## SUPPLIED MATERIAL
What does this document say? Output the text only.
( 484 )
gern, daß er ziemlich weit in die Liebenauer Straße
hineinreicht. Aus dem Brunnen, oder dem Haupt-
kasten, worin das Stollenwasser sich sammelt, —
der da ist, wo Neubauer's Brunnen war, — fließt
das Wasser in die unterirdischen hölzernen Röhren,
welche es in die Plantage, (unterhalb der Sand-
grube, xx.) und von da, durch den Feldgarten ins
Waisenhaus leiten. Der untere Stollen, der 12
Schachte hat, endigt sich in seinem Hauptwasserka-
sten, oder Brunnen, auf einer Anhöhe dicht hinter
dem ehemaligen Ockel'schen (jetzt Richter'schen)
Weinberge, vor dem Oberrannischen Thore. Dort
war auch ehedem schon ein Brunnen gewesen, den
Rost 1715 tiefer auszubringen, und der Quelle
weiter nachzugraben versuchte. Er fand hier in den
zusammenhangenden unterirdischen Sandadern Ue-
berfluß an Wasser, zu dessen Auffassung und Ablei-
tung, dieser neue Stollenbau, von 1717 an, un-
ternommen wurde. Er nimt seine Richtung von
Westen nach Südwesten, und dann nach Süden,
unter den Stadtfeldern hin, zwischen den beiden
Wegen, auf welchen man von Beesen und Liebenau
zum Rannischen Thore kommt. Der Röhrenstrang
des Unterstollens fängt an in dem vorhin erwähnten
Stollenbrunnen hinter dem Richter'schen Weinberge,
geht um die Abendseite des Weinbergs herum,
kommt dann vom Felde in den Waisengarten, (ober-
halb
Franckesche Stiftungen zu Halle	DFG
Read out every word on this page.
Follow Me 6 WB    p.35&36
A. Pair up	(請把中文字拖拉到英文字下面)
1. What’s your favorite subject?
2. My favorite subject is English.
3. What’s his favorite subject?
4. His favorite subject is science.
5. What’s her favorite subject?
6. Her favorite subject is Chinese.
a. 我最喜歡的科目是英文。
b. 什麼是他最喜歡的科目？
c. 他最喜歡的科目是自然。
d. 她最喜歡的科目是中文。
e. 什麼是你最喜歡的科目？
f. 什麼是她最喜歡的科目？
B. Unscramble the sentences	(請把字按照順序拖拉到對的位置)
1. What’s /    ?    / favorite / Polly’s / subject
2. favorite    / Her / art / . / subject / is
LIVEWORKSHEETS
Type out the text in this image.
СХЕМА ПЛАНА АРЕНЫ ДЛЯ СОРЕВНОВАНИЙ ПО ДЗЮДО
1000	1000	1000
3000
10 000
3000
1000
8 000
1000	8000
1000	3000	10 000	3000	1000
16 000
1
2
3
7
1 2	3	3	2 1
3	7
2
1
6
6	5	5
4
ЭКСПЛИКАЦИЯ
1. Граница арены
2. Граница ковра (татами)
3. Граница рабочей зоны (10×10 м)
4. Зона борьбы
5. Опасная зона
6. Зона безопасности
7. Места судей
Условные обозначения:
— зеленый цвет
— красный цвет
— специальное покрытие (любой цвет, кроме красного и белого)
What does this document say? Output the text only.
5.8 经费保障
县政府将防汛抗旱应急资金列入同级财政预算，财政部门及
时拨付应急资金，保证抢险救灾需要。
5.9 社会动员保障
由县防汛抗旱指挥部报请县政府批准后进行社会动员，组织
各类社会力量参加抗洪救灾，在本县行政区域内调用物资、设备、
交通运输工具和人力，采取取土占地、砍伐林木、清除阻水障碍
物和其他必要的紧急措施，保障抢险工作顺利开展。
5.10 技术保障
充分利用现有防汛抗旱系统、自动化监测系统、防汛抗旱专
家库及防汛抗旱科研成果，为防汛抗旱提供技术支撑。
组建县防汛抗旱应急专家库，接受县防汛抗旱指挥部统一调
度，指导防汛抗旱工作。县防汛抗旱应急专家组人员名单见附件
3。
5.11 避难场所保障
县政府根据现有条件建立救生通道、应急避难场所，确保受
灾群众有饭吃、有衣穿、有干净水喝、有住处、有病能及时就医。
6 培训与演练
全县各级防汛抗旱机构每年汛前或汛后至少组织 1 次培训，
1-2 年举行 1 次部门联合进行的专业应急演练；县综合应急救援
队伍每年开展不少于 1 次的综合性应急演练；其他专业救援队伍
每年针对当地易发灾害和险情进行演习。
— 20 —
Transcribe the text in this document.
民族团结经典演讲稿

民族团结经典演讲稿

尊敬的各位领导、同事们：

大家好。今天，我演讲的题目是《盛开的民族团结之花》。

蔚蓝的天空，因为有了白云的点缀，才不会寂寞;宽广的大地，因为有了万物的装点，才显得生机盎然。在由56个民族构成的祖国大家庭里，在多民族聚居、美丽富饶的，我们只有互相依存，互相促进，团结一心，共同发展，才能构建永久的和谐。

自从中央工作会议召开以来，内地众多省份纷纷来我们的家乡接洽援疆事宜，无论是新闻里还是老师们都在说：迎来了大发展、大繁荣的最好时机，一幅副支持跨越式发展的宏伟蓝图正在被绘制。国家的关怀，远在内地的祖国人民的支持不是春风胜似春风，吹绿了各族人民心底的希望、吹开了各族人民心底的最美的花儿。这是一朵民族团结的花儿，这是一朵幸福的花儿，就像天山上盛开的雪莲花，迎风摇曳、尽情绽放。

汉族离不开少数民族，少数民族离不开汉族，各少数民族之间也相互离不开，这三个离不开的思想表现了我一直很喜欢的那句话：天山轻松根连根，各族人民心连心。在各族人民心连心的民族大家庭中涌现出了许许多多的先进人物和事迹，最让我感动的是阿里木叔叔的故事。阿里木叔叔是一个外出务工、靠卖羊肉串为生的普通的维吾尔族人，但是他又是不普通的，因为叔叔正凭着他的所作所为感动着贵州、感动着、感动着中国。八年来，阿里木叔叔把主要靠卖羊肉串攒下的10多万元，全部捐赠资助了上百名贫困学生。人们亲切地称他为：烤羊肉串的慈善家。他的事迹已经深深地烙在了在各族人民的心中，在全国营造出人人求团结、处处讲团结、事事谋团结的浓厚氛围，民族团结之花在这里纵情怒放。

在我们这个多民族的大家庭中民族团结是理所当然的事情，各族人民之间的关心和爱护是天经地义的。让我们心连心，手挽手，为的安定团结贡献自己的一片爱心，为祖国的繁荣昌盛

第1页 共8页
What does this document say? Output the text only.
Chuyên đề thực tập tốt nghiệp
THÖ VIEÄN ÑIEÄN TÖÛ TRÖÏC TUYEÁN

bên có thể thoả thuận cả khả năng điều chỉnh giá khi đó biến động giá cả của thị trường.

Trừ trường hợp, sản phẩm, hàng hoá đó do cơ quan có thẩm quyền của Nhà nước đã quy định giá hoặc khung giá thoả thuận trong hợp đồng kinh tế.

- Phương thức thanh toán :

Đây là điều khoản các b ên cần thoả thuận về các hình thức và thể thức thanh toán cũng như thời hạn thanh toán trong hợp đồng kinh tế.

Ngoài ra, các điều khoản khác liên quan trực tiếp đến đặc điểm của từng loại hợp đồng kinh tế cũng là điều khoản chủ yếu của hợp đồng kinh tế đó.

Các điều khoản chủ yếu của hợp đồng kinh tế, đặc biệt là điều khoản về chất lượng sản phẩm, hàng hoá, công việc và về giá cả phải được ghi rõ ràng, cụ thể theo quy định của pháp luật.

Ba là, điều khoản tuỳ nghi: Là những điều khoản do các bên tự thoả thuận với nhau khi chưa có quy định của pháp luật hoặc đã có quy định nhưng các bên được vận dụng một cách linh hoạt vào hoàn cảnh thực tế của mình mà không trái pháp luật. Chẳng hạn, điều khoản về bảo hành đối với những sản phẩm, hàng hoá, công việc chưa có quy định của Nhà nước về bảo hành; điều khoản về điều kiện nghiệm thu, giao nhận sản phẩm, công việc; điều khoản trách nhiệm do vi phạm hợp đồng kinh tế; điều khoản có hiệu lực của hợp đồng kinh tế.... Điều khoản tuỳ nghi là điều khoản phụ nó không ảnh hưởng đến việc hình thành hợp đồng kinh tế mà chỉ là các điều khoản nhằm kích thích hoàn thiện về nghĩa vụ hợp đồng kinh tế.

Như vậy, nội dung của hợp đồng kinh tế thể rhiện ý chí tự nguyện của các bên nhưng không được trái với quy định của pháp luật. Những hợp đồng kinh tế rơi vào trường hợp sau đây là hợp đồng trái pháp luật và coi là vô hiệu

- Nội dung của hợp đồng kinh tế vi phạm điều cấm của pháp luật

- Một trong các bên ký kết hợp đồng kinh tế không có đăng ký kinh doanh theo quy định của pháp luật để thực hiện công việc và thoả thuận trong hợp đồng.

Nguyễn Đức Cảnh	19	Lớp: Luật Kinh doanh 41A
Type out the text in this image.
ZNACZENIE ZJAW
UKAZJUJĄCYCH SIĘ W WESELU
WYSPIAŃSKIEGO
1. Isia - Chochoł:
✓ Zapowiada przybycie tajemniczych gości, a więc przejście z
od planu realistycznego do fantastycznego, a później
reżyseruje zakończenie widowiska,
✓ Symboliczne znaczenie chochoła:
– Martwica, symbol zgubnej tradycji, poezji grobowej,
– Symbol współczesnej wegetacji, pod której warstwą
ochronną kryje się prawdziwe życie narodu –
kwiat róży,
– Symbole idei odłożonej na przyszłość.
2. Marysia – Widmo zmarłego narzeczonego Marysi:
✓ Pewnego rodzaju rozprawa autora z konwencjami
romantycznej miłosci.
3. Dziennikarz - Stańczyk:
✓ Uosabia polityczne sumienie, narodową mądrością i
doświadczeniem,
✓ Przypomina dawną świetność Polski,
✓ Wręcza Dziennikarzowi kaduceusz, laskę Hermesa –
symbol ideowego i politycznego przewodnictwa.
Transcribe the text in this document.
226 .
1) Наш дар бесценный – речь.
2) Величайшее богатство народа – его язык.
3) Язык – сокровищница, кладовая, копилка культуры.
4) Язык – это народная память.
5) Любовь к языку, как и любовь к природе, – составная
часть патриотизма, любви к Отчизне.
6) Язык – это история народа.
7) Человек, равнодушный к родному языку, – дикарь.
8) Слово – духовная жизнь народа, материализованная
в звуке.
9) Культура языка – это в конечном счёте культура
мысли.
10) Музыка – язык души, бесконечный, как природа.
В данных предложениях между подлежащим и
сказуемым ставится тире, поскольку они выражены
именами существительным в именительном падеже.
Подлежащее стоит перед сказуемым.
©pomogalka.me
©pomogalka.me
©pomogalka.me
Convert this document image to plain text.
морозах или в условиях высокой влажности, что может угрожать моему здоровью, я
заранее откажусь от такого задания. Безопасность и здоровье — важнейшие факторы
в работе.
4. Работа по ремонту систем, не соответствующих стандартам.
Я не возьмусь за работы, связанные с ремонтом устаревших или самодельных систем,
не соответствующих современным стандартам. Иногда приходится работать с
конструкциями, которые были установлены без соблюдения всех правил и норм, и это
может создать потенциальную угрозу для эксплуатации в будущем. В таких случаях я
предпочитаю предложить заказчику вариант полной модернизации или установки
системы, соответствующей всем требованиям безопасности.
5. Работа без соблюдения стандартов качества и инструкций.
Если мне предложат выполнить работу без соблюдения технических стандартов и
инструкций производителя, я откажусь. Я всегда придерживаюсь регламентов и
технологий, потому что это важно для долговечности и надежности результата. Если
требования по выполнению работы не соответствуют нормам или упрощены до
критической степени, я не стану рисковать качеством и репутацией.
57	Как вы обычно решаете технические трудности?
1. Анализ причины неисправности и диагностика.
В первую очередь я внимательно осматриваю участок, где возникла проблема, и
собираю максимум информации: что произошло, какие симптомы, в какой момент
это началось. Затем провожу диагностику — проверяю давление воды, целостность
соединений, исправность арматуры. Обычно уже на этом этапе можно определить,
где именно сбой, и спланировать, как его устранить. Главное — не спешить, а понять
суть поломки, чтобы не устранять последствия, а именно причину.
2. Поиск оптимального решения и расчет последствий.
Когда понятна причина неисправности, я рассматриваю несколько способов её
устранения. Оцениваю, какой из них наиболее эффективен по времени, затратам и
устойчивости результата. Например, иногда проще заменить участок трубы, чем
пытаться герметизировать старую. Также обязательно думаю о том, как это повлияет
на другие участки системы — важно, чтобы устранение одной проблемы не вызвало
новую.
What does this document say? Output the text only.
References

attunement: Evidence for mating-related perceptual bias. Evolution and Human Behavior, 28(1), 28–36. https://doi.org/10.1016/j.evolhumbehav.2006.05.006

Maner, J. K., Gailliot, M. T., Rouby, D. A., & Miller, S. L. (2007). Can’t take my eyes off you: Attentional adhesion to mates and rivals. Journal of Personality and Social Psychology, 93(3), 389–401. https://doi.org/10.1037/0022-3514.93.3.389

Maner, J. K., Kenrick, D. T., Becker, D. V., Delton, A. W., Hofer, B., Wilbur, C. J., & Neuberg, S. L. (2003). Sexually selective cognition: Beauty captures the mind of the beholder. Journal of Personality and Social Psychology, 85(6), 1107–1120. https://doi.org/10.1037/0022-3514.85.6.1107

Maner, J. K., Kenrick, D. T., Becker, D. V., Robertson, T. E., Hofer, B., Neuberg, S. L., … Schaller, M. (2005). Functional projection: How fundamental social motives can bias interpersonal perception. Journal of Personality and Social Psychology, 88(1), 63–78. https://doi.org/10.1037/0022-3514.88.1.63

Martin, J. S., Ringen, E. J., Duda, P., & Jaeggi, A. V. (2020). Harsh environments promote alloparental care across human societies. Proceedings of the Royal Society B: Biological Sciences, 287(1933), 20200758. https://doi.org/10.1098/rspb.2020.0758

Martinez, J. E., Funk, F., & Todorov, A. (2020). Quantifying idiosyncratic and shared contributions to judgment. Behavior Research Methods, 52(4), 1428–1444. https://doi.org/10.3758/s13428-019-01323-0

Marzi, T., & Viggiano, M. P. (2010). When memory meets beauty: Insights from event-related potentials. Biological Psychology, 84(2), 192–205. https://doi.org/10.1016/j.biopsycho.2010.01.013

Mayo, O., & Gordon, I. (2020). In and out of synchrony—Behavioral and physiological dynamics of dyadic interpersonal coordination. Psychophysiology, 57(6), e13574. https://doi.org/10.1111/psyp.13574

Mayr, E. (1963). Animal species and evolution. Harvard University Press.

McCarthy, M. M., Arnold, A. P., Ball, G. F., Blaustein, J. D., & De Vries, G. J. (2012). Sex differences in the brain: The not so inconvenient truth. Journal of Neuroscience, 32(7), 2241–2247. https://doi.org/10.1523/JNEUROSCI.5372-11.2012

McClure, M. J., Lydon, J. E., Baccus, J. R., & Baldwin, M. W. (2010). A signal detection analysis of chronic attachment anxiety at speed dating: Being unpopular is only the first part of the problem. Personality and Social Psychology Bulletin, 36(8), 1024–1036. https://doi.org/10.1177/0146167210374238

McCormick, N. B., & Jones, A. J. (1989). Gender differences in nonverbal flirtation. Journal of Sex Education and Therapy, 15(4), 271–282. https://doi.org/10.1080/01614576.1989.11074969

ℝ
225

## SHORT TASK
Check each line of the entries above, and show every one holding the word "differences".

## RESULT BELOW
McCarthy, M. M., Arnold, A. P., Ball, G. F., Blaustein, J. D., & De Vries, G. J. (2012). Sex differences in the brain: The not so inconvenient truth. Journal of Neuroscience, 32(7), 2241–2247. https://doi.org/10.1523/JNEUROSCI.5372-11.2012
McCormick, N. B., & Jones, A. J. (1989). Gender differences in nonverbal flirtation. Journal of Sex Education and Therapy, 15(4), 271–282. https://doi.org/10.1080/01614576.1989.11074969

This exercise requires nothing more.